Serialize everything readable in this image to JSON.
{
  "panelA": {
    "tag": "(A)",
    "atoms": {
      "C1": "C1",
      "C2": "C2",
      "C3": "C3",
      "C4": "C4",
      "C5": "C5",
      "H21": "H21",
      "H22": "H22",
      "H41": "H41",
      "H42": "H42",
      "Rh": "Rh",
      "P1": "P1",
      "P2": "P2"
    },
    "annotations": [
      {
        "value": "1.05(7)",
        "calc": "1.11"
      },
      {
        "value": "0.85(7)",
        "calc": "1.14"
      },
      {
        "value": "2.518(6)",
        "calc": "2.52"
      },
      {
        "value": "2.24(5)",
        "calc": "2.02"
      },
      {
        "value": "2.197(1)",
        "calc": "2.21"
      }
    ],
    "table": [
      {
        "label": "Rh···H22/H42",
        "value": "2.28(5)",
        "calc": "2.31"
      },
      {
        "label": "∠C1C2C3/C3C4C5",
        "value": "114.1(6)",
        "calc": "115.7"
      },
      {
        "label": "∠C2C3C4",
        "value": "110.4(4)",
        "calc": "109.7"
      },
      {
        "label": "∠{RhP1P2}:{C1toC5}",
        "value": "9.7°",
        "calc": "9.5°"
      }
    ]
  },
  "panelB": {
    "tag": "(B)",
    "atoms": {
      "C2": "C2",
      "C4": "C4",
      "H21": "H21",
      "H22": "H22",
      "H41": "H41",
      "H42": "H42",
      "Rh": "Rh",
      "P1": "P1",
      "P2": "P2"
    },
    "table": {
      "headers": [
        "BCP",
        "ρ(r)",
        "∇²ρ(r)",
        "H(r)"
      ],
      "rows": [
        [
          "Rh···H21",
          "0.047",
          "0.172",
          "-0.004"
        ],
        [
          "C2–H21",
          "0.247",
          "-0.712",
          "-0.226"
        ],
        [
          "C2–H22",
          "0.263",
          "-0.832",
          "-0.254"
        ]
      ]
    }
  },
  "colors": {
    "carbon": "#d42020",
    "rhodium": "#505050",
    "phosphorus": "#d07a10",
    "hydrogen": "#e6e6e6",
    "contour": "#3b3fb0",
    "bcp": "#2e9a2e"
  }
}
+ + +
_Requirements_
Collect the lines that hold "value".

_Result_
        "value": "1.05(7)",
        "value": "0.85(7)",
        "value": "2.518(6)",
        "value": "2.24(5)",
        "value": "2.197(1)",
        "value": "2.28(5)",
        "value": "114.1(6)",
        "value": "110.4(4)",
        "value": "9.7°",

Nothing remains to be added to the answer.